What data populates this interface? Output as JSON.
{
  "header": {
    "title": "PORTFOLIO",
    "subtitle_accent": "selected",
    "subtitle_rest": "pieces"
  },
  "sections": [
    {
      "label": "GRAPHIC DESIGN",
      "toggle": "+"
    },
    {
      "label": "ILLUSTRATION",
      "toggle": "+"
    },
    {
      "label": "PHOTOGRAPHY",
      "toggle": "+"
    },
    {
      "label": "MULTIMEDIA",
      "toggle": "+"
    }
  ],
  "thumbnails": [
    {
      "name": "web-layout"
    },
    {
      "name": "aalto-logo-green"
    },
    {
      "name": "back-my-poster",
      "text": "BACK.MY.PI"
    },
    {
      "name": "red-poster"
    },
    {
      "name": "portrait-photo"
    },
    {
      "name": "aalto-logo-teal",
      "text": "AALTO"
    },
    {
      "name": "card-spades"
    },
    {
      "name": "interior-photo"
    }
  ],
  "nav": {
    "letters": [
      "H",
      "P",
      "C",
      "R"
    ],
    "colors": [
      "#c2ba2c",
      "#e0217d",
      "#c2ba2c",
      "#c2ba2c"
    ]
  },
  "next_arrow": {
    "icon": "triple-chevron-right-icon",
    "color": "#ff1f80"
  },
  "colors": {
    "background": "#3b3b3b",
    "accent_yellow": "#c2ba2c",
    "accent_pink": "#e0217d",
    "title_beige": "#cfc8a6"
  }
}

--

SHORT PROBLEM:
Type the material above out again, exactly.

ANSWER IN FULL:
What data populates this interface? Output as JSON.
{
  "header": {
    "title": "PORTFOLIO",
    "subtitle_accent": "selected",
    "subtitle_rest": "pieces"
  },
  "sections": [
    {
      "label": "GRAPHIC DESIGN",
      "toggle": "+"
    },
    {
      "label": "ILLUSTRATION",
      "toggle": "+"
    },
    {
      "label": "PHOTOGRAPHY",
      "toggle": "+"
    },
    {
      "label": "MULTIMEDIA",
      "toggle": "+"
    }
  ],
  "thumbnails": [
    {
      "name": "web-layout"
    },
    {
      "name": "aalto-logo-green"
    },
    {
      "name": "back-my-poster",
      "text": "BACK.MY.PI"
    },
    {
      "name": "red-poster"
    },
    {
      "name": "portrait-photo"
    },
    {
      "name": "aalto-logo-teal",
      "text": "AALTO"
    },
    {
      "name": "card-spades"
    },
    {
      "name": "interior-photo"
    }
  ],
  "nav": {
    "letters": [
      "H",
      "P",
      "C",
      "R"
    ],
    "colors": [
      "#c2ba2c",
      "#e0217d",
      "#c2ba2c",
      "#c2ba2c"
    ]
  },
  "next_arrow": {
    "icon": "triple-chevron-right-icon",
    "color": "#ff1f80"
  },
  "colors": {
    "background": "#3b3b3b",
    "accent_yellow": "#c2ba2c",
    "accent_pink": "#e0217d",
    "title_beige": "#cfc8a6"
  }
}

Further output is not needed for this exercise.